Exercise task: What follows is a listing; give it again exactly, in its entirety.

══ Material provided ══

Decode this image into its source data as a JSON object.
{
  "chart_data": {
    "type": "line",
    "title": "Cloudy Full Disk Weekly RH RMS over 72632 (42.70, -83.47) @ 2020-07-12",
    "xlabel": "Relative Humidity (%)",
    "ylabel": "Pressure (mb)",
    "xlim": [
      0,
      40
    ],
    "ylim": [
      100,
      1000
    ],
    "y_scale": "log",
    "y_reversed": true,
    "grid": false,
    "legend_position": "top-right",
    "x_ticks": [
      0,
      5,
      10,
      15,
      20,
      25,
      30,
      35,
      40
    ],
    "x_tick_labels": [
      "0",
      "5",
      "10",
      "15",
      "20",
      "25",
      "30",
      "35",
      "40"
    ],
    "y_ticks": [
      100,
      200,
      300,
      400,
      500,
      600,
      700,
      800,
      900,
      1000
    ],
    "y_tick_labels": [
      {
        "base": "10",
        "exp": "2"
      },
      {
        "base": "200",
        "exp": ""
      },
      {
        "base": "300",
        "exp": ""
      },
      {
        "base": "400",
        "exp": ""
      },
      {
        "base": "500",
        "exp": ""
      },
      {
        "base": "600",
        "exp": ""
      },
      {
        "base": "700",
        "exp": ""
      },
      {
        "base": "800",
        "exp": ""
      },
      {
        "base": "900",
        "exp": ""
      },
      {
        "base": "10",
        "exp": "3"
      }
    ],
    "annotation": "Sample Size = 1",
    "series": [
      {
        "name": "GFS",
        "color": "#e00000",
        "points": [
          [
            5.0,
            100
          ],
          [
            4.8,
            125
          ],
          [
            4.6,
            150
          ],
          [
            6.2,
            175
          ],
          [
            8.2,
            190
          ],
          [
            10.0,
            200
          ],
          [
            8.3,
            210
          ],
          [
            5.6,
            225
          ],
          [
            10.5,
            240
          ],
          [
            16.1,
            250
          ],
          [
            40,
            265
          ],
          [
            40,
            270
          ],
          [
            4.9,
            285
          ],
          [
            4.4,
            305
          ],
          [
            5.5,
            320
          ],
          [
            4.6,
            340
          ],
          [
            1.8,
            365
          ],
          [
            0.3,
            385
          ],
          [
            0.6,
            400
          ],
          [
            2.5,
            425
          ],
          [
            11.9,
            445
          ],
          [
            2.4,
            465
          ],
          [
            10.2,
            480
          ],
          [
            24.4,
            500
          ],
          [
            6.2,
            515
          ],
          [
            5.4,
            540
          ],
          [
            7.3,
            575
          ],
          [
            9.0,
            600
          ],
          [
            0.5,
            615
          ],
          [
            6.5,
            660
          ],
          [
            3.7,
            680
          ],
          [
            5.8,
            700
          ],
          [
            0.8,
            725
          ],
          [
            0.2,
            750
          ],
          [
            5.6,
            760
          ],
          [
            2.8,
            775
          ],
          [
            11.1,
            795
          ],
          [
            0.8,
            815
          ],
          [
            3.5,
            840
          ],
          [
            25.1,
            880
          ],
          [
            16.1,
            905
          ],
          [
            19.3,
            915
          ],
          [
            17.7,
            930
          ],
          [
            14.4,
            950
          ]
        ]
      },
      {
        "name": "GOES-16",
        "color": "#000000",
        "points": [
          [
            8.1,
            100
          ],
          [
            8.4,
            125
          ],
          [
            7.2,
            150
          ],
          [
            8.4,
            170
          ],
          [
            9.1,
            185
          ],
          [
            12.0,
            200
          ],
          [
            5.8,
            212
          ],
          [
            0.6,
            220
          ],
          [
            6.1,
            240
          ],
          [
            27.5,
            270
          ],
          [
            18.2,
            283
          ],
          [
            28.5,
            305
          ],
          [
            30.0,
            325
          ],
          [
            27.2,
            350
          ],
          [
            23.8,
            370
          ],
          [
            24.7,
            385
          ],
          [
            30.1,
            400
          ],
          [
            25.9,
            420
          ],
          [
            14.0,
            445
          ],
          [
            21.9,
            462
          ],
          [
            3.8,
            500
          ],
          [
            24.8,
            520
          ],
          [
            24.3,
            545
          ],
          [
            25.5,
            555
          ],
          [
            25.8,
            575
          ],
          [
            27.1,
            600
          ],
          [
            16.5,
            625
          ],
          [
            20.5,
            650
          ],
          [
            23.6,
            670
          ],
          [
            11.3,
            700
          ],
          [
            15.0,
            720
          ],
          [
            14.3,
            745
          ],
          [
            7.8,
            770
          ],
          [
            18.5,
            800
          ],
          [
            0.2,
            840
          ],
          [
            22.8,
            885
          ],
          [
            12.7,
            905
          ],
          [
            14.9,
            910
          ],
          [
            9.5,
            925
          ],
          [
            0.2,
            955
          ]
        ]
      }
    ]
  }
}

═══

Answer for the task:
Decode this image into its source data as a JSON object.
{
  "chart_data": {
    "type": "line",
    "title": "Cloudy Full Disk Weekly RH RMS over 72632 (42.70, -83.47) @ 2020-07-12",
    "xlabel": "Relative Humidity (%)",
    "ylabel": "Pressure (mb)",
    "xlim": [
      0,
      40
    ],
    "ylim": [
      100,
      1000
    ],
    "y_scale": "log",
    "y_reversed": true,
    "grid": false,
    "legend_position": "top-right",
    "x_ticks": [
      0,
      5,
      10,
      15,
      20,
      25,
      30,
      35,
      40
    ],
    "x_tick_labels": [
      "0",
      "5",
      "10",
      "15",
      "20",
      "25",
      "30",
      "35",
      "40"
    ],
    "y_ticks": [
      100,
      200,
      300,
      400,
      500,
      600,
      700,
      800,
      900,
      1000
    ],
    "y_tick_labels": [
      {
        "base": "10",
        "exp": "2"
      },
      {
        "base": "200",
        "exp": ""
      },
      {
        "base": "300",
        "exp": ""
      },
      {
        "base": "400",
        "exp": ""
      },
      {
        "base": "500",
        "exp": ""
      },
      {
        "base": "600",
        "exp": ""
      },
      {
        "base": "700",
        "exp": ""
      },
      {
        "base": "800",
        "exp": ""
      },
      {
        "base": "900",
        "exp": ""
      },
      {
        "base": "10",
        "exp": "3"
      }
    ],
    "annotation": "Sample Size = 1",
    "series": [
      {
        "name": "GFS",
        "color": "#e00000",
        "points": [
          [
            5.0,
            100
          ],
          [
            4.8,
            125
          ],
          [
            4.6,
            150
          ],
          [
            6.2,
            175
          ],
          [
            8.2,
            190
          ],
          [
            10.0,
            200
          ],
          [
            8.3,
            210
          ],
          [
            5.6,
            225
          ],
          [
            10.5,
            240
          ],
          [
            16.1,
            250
          ],
          [
            40,
            265
          ],
          [
            40,
            270
          ],
          [
            4.9,
            285
          ],
          [
            4.4,
            305
          ],
          [
            5.5,
            320
          ],
          [
            4.6,
            340
          ],
          [
            1.8,
            365
          ],
          [
            0.3,
            385
          ],
          [
            0.6,
            400
          ],
          [
            2.5,
            425
          ],
          [
            11.9,
            445
          ],
          [
            2.4,
            465
          ],
          [
            10.2,
            480
          ],
          [
            24.4,
            500
          ],
          [
            6.2,
            515
          ],
          [
            5.4,
            540
          ],
          [
            7.3,
            575
          ],
          [
            9.0,
            600
          ],
          [
            0.5,
            615
          ],
          [
            6.5,
            660
          ],
          [
            3.7,
            680
          ],
          [
            5.8,
            700
          ],
          [
            0.8,
            725
          ],
          [
            0.2,
            750
          ],
          [
            5.6,
            760
          ],
          [
            2.8,
            775
          ],
          [
            11.1,
            795
          ],
          [
            0.8,
            815
          ],
          [
            3.5,
            840
          ],
          [
            25.1,
            880
          ],
          [
            16.1,
            905
          ],
          [
            19.3,
            915
          ],
          [
            17.7,
            930
          ],
          [
            14.4,
            950
          ]
        ]
      },
      {
        "name": "GOES-16",
        "color": "#000000",
        "points": [
          [
            8.1,
            100
          ],
          [
            8.4,
            125
          ],
          [
            7.2,
            150
          ],
          [
            8.4,
            170
          ],
          [
            9.1,
            185
          ],
          [
            12.0,
            200
          ],
          [
            5.8,
            212
          ],
          [
            0.6,
            220
          ],
          [
            6.1,
            240
          ],
          [
            27.5,
            270
          ],
          [
            18.2,
            283
          ],
          [
            28.5,
            305
          ],
          [
            30.0,
            325
          ],
          [
            27.2,
            350
          ],
          [
            23.8,
            370
          ],
          [
            24.7,
            385
          ],
          [
            30.1,
            400
          ],
          [
            25.9,
            420
          ],
          [
            14.0,
            445
          ],
          [
            21.9,
            462
          ],
          [
            3.8,
            500
          ],
          [
            24.8,
            520
          ],
          [
            24.3,
            545
          ],
          [
            25.5,
            555
          ],
          [
            25.8,
            575
          ],
          [
            27.1,
            600
          ],
          [
            16.5,
            625
          ],
          [
            20.5,
            650
          ],
          [
            23.6,
            670
          ],
          [
            11.3,
            700
          ],
          [
            15.0,
            720
          ],
          [
            14.3,
            745
          ],
          [
            7.8,
            770
          ],
          [
            18.5,
            800
          ],
          [
            0.2,
            840
          ],
          [
            22.8,
            885
          ],
          [
            12.7,
            905
          ],
          [
            14.9,
            910
          ],
          [
            9.5,
            925
          ],
          [
            0.2,
            955
          ]
        ]
      }
    ]
  }
}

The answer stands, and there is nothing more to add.